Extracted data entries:

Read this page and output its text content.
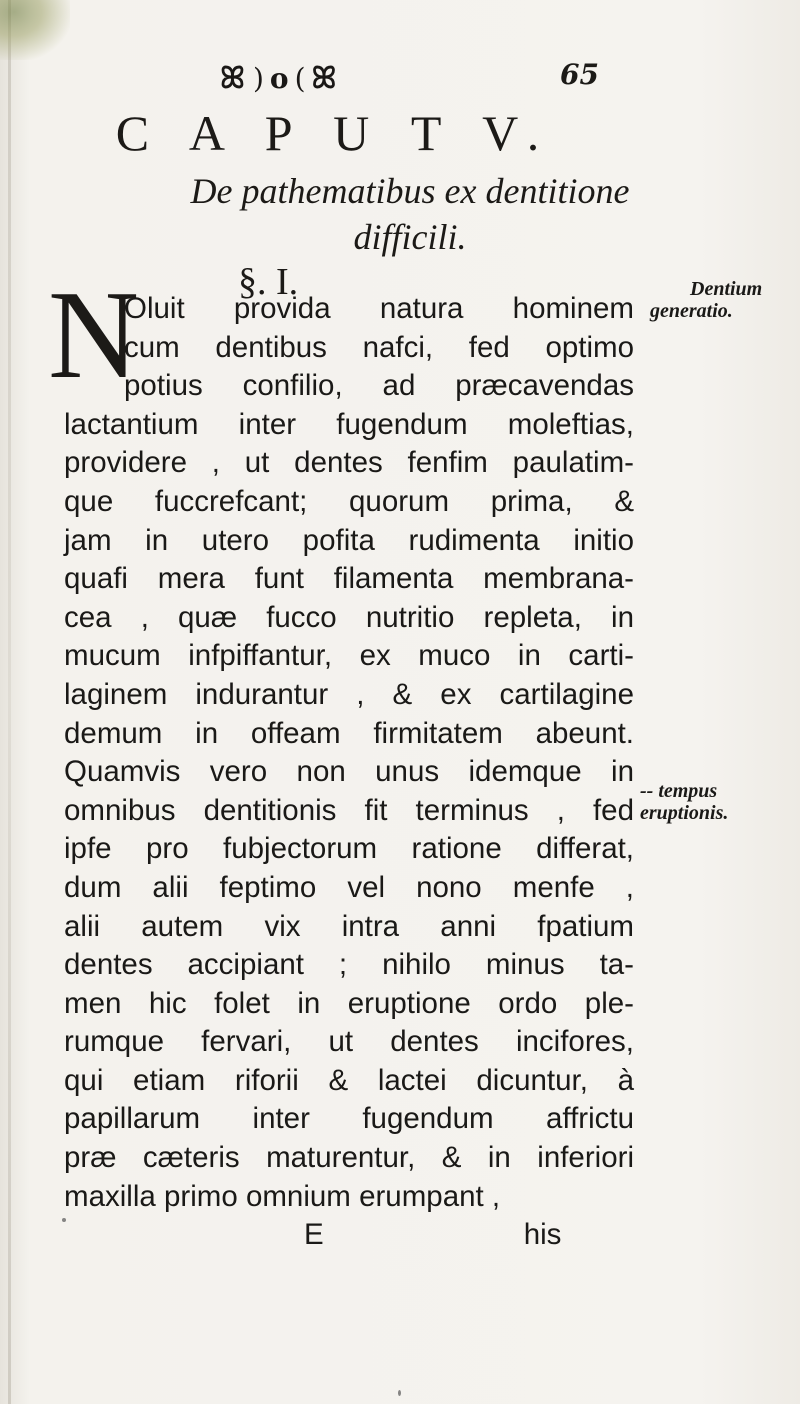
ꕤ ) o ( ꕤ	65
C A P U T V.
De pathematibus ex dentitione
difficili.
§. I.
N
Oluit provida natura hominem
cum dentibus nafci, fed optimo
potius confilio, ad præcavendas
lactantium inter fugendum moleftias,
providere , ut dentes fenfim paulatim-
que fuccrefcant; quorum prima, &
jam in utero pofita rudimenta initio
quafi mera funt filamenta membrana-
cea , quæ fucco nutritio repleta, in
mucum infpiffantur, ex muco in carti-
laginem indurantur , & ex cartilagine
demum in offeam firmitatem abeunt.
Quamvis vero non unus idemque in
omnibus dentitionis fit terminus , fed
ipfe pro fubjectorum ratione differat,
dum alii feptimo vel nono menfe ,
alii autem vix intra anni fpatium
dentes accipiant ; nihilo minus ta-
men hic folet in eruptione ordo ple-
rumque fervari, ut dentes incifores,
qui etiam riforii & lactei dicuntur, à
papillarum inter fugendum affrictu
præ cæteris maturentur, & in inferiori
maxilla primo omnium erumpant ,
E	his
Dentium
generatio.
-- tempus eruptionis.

Required task -
Repeat the material exactly as it reads, without any of its pictures.

Written solution -
Read this page and output its text content.
ꕤ ) o ( ꕤ	65
C A P U T V.
De pathematibus ex dentitione
difficili.
§. I.
N
Oluit provida natura hominem
cum dentibus nafci, fed optimo
potius confilio, ad præcavendas
lactantium inter fugendum moleftias,
providere , ut dentes fenfim paulatim-
que fuccrefcant; quorum prima, &
jam in utero pofita rudimenta initio
quafi mera funt filamenta membrana-
cea , quæ fucco nutritio repleta, in
mucum infpiffantur, ex muco in carti-
laginem indurantur , & ex cartilagine
demum in offeam firmitatem abeunt.
Quamvis vero non unus idemque in
omnibus dentitionis fit terminus , fed
ipfe pro fubjectorum ratione differat,
dum alii feptimo vel nono menfe ,
alii autem vix intra anni fpatium
dentes accipiant ; nihilo minus ta-
men hic folet in eruptione ordo ple-
rumque fervari, ut dentes incifores,
qui etiam riforii & lactei dicuntur, à
papillarum inter fugendum affrictu
præ cæteris maturentur, & in inferiori
maxilla primo omnium erumpant ,
E	his
Dentium
generatio.
-- tempus eruptionis.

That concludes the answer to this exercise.